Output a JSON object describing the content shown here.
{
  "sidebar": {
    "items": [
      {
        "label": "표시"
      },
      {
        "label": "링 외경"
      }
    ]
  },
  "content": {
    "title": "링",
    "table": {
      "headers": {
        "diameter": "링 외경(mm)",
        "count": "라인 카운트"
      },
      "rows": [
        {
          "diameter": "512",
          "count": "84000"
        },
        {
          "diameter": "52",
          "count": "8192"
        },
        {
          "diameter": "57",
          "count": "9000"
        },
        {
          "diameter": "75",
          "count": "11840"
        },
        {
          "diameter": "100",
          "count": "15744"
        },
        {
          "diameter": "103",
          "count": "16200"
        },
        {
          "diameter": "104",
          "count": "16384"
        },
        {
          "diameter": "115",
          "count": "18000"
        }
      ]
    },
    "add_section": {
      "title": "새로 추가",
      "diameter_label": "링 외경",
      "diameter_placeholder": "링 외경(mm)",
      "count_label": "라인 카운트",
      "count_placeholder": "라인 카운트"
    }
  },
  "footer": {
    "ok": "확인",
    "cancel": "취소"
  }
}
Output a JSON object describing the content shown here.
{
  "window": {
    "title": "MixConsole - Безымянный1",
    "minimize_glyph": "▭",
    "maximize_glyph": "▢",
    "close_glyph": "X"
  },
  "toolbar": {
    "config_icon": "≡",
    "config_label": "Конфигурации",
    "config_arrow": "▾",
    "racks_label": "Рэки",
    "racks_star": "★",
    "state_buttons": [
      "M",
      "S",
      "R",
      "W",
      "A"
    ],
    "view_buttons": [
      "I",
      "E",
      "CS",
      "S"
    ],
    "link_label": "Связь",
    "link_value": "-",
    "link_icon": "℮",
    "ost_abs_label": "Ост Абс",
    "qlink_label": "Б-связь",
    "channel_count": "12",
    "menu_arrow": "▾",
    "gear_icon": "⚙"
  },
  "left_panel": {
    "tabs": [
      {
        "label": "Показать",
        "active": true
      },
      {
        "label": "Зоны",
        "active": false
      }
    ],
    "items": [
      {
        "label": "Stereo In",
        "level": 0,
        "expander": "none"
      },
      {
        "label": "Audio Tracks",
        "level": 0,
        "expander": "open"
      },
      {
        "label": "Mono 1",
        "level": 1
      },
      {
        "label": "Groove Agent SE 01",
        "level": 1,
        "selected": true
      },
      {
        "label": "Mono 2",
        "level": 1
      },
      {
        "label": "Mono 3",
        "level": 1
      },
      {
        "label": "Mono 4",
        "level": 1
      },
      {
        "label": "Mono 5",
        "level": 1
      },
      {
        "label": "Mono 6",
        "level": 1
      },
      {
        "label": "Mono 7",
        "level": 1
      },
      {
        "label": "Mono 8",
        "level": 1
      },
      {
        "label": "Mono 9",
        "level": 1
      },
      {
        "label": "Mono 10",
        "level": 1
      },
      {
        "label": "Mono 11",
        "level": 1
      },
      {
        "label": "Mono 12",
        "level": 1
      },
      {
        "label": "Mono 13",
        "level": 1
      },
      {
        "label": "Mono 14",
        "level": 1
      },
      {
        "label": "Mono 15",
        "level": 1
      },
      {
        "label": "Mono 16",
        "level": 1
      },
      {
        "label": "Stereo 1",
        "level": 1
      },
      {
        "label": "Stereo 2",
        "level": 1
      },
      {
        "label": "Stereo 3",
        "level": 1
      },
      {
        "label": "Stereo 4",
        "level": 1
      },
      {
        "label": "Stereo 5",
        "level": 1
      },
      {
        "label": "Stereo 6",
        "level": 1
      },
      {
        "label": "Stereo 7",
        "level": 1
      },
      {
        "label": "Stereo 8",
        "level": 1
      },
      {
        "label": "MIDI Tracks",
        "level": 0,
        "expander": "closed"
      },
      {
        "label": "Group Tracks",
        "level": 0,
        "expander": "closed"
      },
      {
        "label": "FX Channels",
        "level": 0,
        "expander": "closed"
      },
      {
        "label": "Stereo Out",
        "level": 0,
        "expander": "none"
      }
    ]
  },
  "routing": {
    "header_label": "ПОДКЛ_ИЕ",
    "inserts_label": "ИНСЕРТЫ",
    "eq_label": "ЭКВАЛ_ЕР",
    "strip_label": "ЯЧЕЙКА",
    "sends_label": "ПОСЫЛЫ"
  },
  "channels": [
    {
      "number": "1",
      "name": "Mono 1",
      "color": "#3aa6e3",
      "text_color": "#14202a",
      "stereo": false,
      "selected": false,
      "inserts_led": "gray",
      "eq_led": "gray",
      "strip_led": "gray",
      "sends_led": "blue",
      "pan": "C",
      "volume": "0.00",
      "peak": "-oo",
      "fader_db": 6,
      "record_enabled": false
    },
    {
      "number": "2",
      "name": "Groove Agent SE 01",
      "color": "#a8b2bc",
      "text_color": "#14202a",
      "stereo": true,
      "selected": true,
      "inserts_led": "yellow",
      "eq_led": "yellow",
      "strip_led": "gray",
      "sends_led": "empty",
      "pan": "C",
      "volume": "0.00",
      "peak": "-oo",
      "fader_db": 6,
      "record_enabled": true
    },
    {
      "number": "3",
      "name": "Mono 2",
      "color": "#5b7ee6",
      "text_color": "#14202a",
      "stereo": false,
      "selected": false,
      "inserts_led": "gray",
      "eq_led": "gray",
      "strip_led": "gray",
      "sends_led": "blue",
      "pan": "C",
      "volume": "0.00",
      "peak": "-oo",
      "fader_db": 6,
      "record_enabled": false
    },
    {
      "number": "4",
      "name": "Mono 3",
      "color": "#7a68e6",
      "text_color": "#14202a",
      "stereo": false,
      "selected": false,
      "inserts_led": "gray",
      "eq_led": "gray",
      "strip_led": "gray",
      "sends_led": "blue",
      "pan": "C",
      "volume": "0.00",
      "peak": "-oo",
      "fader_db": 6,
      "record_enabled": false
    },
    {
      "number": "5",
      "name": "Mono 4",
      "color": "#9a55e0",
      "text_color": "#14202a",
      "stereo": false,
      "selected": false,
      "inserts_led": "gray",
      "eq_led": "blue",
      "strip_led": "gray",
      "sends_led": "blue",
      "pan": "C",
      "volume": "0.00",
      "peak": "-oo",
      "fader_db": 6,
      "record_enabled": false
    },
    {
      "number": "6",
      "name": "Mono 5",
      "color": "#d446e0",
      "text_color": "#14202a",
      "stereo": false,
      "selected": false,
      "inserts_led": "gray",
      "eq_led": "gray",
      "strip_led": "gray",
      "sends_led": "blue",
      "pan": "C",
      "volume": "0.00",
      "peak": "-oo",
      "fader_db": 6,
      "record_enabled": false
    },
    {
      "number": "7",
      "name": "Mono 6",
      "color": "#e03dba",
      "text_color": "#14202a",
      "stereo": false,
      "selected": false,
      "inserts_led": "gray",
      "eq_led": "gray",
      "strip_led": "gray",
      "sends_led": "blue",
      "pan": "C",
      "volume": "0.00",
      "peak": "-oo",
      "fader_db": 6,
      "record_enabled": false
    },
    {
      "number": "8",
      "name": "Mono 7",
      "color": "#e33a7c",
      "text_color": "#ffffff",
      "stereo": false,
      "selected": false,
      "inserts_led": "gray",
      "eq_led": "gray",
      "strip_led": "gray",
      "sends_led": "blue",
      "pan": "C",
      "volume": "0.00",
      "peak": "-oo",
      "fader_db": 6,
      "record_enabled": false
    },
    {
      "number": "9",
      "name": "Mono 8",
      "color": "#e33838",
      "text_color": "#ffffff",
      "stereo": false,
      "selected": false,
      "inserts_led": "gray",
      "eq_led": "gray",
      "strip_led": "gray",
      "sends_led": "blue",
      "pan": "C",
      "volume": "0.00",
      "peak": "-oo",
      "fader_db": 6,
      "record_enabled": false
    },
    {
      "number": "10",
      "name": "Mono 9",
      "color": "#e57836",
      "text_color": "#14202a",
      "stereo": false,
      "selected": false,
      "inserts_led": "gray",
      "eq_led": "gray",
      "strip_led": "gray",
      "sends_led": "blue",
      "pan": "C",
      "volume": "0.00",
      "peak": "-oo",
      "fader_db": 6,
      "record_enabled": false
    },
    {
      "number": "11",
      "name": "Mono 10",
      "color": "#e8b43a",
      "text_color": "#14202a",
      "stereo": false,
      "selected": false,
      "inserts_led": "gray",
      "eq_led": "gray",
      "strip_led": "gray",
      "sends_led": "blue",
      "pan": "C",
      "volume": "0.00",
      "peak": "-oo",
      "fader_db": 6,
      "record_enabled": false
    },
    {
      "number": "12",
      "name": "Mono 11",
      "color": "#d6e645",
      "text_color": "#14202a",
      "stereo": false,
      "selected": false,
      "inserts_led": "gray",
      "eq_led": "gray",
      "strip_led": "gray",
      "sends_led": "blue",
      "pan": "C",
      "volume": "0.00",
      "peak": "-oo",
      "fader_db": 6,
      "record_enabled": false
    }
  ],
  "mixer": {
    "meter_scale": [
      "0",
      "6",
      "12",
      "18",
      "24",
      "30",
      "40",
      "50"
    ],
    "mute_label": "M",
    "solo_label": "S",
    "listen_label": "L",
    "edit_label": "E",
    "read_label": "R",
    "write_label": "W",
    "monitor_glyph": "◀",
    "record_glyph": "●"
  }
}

*****

WORK TO COMPLETE: From the entries above, list each line with "number" in it.

THE ANSWER:
      "number": "1",
      "number": "2",
      "number": "3",
      "number": "4",
      "number": "5",
      "number": "6",
      "number": "7",
      "number": "8",
      "number": "9",
      "number": "10",
      "number": "11",
      "number": "12",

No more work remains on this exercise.